Written exercise: For each line that holds "color", copy the line out.

Records from a dataset

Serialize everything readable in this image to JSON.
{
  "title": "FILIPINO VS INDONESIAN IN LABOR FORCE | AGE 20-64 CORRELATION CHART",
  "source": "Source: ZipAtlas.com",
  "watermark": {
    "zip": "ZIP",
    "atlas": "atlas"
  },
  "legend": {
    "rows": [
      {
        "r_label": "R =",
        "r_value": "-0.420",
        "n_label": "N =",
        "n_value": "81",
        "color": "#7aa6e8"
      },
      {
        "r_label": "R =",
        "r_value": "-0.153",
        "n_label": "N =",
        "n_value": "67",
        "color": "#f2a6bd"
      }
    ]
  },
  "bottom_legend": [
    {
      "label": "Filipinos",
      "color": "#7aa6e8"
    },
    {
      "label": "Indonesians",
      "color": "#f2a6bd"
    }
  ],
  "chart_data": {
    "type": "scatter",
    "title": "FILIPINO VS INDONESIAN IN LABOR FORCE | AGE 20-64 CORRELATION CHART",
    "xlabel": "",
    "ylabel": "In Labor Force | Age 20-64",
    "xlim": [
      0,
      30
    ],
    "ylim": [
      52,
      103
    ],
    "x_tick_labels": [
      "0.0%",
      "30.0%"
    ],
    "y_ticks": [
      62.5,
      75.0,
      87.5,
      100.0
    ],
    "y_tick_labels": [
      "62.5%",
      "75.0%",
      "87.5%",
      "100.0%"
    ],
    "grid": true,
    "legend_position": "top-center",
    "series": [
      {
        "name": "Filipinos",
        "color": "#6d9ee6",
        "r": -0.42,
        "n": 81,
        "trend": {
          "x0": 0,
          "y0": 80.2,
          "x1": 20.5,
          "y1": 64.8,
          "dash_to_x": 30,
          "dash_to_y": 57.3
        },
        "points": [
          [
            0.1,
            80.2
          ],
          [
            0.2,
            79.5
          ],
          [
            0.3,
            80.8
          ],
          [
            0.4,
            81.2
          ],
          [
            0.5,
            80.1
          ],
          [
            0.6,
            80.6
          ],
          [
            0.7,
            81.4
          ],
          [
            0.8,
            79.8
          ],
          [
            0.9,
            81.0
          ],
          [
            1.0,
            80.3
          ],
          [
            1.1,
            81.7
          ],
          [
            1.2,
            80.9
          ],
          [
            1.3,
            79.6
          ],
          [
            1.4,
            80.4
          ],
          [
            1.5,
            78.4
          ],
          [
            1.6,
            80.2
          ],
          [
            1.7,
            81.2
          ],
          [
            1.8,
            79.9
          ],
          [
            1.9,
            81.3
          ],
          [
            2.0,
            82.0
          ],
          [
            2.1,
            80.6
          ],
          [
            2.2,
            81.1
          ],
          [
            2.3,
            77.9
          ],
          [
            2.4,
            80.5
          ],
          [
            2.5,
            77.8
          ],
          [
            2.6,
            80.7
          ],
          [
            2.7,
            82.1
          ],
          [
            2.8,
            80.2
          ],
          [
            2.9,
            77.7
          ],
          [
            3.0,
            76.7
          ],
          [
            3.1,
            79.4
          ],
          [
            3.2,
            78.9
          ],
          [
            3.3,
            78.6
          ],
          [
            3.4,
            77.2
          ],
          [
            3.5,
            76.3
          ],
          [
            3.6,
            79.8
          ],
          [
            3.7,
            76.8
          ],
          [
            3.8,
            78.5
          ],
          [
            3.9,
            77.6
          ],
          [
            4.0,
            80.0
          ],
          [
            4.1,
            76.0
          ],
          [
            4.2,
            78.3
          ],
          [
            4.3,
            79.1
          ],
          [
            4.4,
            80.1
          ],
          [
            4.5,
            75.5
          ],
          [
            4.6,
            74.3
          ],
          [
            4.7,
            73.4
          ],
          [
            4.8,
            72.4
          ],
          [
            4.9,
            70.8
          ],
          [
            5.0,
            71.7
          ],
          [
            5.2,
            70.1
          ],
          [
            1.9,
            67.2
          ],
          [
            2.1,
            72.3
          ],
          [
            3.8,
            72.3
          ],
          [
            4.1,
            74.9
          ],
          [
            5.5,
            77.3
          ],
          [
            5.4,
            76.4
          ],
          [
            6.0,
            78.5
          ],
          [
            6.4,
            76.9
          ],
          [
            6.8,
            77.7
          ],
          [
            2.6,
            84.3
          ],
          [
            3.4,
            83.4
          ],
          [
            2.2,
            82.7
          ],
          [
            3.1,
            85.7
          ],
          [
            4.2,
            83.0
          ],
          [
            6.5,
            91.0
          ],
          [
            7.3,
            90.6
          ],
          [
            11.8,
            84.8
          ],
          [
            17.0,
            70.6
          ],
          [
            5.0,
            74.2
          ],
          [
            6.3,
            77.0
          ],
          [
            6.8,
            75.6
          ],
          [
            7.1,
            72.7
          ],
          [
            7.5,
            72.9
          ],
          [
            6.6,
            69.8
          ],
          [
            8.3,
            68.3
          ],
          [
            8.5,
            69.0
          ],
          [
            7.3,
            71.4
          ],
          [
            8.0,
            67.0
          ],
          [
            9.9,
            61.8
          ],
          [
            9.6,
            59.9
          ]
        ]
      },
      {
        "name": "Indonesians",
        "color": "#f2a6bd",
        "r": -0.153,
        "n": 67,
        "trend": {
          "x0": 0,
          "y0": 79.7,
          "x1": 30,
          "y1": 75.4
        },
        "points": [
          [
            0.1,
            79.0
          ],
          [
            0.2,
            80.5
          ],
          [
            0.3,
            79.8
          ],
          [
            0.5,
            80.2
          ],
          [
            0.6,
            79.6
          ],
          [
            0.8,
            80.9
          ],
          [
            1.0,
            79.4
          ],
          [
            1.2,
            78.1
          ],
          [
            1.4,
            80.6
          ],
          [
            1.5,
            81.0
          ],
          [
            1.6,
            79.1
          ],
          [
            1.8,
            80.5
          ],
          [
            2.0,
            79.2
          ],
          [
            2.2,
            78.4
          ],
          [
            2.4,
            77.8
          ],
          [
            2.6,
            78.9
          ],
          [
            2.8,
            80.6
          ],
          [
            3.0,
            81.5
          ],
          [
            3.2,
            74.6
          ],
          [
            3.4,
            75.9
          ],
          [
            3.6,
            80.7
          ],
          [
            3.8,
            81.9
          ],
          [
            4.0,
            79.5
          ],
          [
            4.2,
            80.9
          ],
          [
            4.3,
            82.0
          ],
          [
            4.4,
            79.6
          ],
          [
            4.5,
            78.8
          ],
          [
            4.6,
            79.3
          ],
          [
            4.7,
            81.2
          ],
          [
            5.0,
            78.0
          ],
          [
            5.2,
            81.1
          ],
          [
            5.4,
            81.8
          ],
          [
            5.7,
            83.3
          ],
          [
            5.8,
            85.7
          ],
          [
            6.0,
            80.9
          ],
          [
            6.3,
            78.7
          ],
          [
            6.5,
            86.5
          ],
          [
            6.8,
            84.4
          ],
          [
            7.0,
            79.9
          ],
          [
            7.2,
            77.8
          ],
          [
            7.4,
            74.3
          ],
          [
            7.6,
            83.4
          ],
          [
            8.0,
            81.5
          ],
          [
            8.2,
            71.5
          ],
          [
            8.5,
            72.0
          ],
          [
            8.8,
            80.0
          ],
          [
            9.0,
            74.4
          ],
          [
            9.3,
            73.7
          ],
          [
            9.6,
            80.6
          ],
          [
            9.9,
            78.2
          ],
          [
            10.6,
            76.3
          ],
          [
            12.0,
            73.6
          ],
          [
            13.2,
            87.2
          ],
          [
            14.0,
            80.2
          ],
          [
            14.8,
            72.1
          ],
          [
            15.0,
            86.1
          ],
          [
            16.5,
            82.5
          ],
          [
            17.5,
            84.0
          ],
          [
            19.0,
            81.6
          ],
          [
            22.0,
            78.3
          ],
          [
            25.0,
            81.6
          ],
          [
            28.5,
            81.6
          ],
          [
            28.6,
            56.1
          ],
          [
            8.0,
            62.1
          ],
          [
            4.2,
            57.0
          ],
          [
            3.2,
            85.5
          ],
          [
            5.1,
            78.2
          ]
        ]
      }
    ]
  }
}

Exercise response:
        "color": "#7aa6e8"
        "color": "#f2a6bd"
      "color": "#7aa6e8"
      "color": "#f2a6bd"
        "color": "#6d9ee6",
        "color": "#f2a6bd",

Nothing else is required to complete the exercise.